Data items
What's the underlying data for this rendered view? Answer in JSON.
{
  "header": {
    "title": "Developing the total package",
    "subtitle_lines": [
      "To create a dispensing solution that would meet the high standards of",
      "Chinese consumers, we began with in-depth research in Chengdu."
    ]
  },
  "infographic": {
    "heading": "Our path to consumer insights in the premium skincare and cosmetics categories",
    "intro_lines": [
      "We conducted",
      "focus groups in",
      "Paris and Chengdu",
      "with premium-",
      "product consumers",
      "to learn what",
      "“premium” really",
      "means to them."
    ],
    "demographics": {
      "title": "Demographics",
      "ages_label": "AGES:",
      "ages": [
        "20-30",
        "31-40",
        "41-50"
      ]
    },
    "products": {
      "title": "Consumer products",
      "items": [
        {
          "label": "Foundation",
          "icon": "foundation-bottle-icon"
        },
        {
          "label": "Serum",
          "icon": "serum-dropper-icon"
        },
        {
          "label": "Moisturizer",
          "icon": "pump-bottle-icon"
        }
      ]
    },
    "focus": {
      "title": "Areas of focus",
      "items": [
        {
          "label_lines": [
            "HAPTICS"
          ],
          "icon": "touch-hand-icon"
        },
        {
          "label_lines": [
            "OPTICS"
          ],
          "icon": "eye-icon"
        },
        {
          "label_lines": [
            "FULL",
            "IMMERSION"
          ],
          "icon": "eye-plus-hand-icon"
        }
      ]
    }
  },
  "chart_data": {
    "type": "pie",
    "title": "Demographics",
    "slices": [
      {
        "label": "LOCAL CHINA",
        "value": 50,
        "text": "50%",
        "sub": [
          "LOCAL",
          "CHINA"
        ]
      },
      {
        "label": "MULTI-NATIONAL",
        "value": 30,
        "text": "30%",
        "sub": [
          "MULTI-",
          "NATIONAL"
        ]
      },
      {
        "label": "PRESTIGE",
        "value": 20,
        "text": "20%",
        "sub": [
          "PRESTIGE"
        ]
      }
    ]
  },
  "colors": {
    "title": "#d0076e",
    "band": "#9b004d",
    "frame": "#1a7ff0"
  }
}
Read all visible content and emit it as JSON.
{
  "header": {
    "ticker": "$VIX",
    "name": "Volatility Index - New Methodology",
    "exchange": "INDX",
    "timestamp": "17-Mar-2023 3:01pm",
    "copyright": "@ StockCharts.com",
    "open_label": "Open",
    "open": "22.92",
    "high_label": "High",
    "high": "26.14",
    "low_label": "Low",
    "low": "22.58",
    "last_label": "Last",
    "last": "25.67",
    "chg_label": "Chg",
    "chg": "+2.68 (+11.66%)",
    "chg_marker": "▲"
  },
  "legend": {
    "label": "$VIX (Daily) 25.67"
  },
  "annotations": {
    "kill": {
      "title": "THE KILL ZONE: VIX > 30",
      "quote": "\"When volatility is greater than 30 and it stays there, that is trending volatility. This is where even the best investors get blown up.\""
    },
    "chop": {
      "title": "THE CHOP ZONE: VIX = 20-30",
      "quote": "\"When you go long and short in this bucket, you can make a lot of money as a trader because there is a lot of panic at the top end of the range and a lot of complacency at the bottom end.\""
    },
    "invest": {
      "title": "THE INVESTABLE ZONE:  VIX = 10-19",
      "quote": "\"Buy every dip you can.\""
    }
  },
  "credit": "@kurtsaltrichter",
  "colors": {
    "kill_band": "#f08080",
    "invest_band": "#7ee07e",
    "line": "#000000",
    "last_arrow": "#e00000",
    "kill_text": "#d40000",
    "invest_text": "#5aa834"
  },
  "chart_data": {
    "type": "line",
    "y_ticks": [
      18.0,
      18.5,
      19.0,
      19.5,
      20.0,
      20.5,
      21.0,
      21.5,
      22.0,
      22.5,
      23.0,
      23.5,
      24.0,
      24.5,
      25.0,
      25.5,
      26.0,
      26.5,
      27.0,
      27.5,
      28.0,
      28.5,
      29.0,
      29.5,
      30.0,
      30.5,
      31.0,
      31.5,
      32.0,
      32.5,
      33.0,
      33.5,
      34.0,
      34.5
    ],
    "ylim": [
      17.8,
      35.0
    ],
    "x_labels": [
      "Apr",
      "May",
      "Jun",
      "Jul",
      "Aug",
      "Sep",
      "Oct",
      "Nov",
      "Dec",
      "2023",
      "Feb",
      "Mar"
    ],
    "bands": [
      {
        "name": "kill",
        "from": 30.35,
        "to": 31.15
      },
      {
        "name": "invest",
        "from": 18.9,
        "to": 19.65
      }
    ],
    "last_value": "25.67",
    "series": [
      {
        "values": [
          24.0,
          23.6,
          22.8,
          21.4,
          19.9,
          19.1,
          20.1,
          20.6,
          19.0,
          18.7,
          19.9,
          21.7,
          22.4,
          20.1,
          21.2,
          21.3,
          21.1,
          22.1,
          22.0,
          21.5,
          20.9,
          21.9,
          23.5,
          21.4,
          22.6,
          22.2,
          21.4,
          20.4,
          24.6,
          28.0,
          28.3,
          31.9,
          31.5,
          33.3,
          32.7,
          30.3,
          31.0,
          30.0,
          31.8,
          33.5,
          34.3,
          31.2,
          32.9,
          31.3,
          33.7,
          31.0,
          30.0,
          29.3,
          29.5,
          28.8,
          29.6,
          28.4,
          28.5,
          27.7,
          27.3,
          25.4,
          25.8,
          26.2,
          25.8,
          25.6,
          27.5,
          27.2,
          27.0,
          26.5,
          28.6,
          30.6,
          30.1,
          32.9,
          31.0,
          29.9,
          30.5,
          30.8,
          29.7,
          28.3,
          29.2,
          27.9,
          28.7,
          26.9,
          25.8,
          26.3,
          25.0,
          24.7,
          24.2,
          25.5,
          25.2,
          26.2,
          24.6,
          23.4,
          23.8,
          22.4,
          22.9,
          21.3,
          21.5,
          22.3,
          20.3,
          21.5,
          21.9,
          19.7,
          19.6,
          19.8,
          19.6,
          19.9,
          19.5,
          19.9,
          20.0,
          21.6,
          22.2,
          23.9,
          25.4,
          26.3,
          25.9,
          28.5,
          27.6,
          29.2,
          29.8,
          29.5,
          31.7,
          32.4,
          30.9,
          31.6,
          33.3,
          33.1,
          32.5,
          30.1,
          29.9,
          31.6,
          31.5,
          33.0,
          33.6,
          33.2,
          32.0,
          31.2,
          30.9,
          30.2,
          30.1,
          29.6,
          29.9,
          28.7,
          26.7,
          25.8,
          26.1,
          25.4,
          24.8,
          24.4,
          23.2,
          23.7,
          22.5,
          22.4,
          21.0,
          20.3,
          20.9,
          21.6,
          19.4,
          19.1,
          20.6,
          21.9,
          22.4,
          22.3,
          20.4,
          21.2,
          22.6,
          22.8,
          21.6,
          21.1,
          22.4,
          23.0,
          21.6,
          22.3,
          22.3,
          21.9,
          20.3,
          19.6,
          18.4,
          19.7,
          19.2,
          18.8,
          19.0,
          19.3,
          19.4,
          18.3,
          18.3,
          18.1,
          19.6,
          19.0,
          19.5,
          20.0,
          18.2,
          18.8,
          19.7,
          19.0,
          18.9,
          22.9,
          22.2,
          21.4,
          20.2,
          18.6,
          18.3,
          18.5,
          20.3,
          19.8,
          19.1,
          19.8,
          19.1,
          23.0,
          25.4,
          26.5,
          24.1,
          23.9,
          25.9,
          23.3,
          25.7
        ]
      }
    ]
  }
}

**Exercise instructions:** Restate the records, all of them, precisely as written.

**Finished exercise:**
What's the underlying data for this rendered view? Answer in JSON.
{
  "header": {
    "title": "Developing the total package",
    "subtitle_lines": [
      "To create a dispensing solution that would meet the high standards of",
      "Chinese consumers, we began with in-depth research in Chengdu."
    ]
  },
  "infographic": {
    "heading": "Our path to consumer insights in the premium skincare and cosmetics categories",
    "intro_lines": [
      "We conducted",
      "focus groups in",
      "Paris and Chengdu",
      "with premium-",
      "product consumers",
      "to learn what",
      "“premium” really",
      "means to them."
    ],
    "demographics": {
      "title": "Demographics",
      "ages_label": "AGES:",
      "ages": [
        "20-30",
        "31-40",
        "41-50"
      ]
    },
    "products": {
      "title": "Consumer products",
      "items": [
        {
          "label": "Foundation",
          "icon": "foundation-bottle-icon"
        },
        {
          "label": "Serum",
          "icon": "serum-dropper-icon"
        },
        {
          "label": "Moisturizer",
          "icon": "pump-bottle-icon"
        }
      ]
    },
    "focus": {
      "title": "Areas of focus",
      "items": [
        {
          "label_lines": [
            "HAPTICS"
          ],
          "icon": "touch-hand-icon"
        },
        {
          "label_lines": [
            "OPTICS"
          ],
          "icon": "eye-icon"
        },
        {
          "label_lines": [
            "FULL",
            "IMMERSION"
          ],
          "icon": "eye-plus-hand-icon"
        }
      ]
    }
  },
  "chart_data": {
    "type": "pie",
    "title": "Demographics",
    "slices": [
      {
        "label": "LOCAL CHINA",
        "value": 50,
        "text": "50%",
        "sub": [
          "LOCAL",
          "CHINA"
        ]
      },
      {
        "label": "MULTI-NATIONAL",
        "value": 30,
        "text": "30%",
        "sub": [
          "MULTI-",
          "NATIONAL"
        ]
      },
      {
        "label": "PRESTIGE",
        "value": 20,
        "text": "20%",
        "sub": [
          "PRESTIGE"
        ]
      }
    ]
  },
  "colors": {
    "title": "#d0076e",
    "band": "#9b004d",
    "frame": "#1a7ff0"
  }
}
Read all visible content and emit it as JSON.
{
  "header": {
    "ticker": "$VIX",
    "name": "Volatility Index - New Methodology",
    "exchange": "INDX",
    "timestamp": "17-Mar-2023 3:01pm",
    "copyright": "@ StockCharts.com",
    "open_label": "Open",
    "open": "22.92",
    "high_label": "High",
    "high": "26.14",
    "low_label": "Low",
    "low": "22.58",
    "last_label": "Last",
    "last": "25.67",
    "chg_label": "Chg",
    "chg": "+2.68 (+11.66%)",
    "chg_marker": "▲"
  },
  "legend": {
    "label": "$VIX (Daily) 25.67"
  },
  "annotations": {
    "kill": {
      "title": "THE KILL ZONE: VIX > 30",
      "quote": "\"When volatility is greater than 30 and it stays there, that is trending volatility. This is where even the best investors get blown up.\""
    },
    "chop": {
      "title": "THE CHOP ZONE: VIX = 20-30",
      "quote": "\"When you go long and short in this bucket, you can make a lot of money as a trader because there is a lot of panic at the top end of the range and a lot of complacency at the bottom end.\""
    },
    "invest": {
      "title": "THE INVESTABLE ZONE:  VIX = 10-19",
      "quote": "\"Buy every dip you can.\""
    }
  },
  "credit": "@kurtsaltrichter",
  "colors": {
    "kill_band": "#f08080",
    "invest_band": "#7ee07e",
    "line": "#000000",
    "last_arrow": "#e00000",
    "kill_text": "#d40000",
    "invest_text": "#5aa834"
  },
  "chart_data": {
    "type": "line",
    "y_ticks": [
      18.0,
      18.5,
      19.0,
      19.5,
      20.0,
      20.5,
      21.0,
      21.5,
      22.0,
      22.5,
      23.0,
      23.5,
      24.0,
      24.5,
      25.0,
      25.5,
      26.0,
      26.5,
      27.0,
      27.5,
      28.0,
      28.5,
      29.0,
      29.5,
      30.0,
      30.5,
      31.0,
      31.5,
      32.0,
      32.5,
      33.0,
      33.5,
      34.0,
      34.5
    ],
    "ylim": [
      17.8,
      35.0
    ],
    "x_labels": [
      "Apr",
      "May",
      "Jun",
      "Jul",
      "Aug",
      "Sep",
      "Oct",
      "Nov",
      "Dec",
      "2023",
      "Feb",
      "Mar"
    ],
    "bands": [
      {
        "name": "kill",
        "from": 30.35,
        "to": 31.15
      },
      {
        "name": "invest",
        "from": 18.9,
        "to": 19.65
      }
    ],
    "last_value": "25.67",
    "series": [
      {
        "values": [
          24.0,
          23.6,
          22.8,
          21.4,
          19.9,
          19.1,
          20.1,
          20.6,
          19.0,
          18.7,
          19.9,
          21.7,
          22.4,
          20.1,
          21.2,
          21.3,
          21.1,
          22.1,
          22.0,
          21.5,
          20.9,
          21.9,
          23.5,
          21.4,
          22.6,
          22.2,
          21.4,
          20.4,
          24.6,
          28.0,
          28.3,
          31.9,
          31.5,
          33.3,
          32.7,
          30.3,
          31.0,
          30.0,
          31.8,
          33.5,
          34.3,
          31.2,
          32.9,
          31.3,
          33.7,
          31.0,
          30.0,
          29.3,
          29.5,
          28.8,
          29.6,
          28.4,
          28.5,
          27.7,
          27.3,
          25.4,
          25.8,
          26.2,
          25.8,
          25.6,
          27.5,
          27.2,
          27.0,
          26.5,
          28.6,
          30.6,
          30.1,
          32.9,
          31.0,
          29.9,
          30.5,
          30.8,
          29.7,
          28.3,
          29.2,
          27.9,
          28.7,
          26.9,
          25.8,
          26.3,
          25.0,
          24.7,
          24.2,
          25.5,
          25.2,
          26.2,
          24.6,
          23.4,
          23.8,
          22.4,
          22.9,
          21.3,
          21.5,
          22.3,
          20.3,
          21.5,
          21.9,
          19.7,
          19.6,
          19.8,
          19.6,
          19.9,
          19.5,
          19.9,
          20.0,
          21.6,
          22.2,
          23.9,
          25.4,
          26.3,
          25.9,
          28.5,
          27.6,
          29.2,
          29.8,
          29.5,
          31.7,
          32.4,
          30.9,
          31.6,
          33.3,
          33.1,
          32.5,
          30.1,
          29.9,
          31.6,
          31.5,
          33.0,
          33.6,
          33.2,
          32.0,
          31.2,
          30.9,
          30.2,
          30.1,
          29.6,
          29.9,
          28.7,
          26.7,
          25.8,
          26.1,
          25.4,
          24.8,
          24.4,
          23.2,
          23.7,
          22.5,
          22.4,
          21.0,
          20.3,
          20.9,
          21.6,
          19.4,
          19.1,
          20.6,
          21.9,
          22.4,
          22.3,
          20.4,
          21.2,
          22.6,
          22.8,
          21.6,
          21.1,
          22.4,
          23.0,
          21.6,
          22.3,
          22.3,
          21.9,
          20.3,
          19.6,
          18.4,
          19.7,
          19.2,
          18.8,
          19.0,
          19.3,
          19.4,
          18.3,
          18.3,
          18.1,
          19.6,
          19.0,
          19.5,
          20.0,
          18.2,
          18.8,
          19.7,
          19.0,
          18.9,
          22.9,
          22.2,
          21.4,
          20.2,
          18.6,
          18.3,
          18.5,
          20.3,
          19.8,
          19.1,
          19.8,
          19.1,
          23.0,
          25.4,
          26.5,
          24.1,
          23.9,
          25.9,
          23.3,
          25.7
        ]
      }
    ]
  }
}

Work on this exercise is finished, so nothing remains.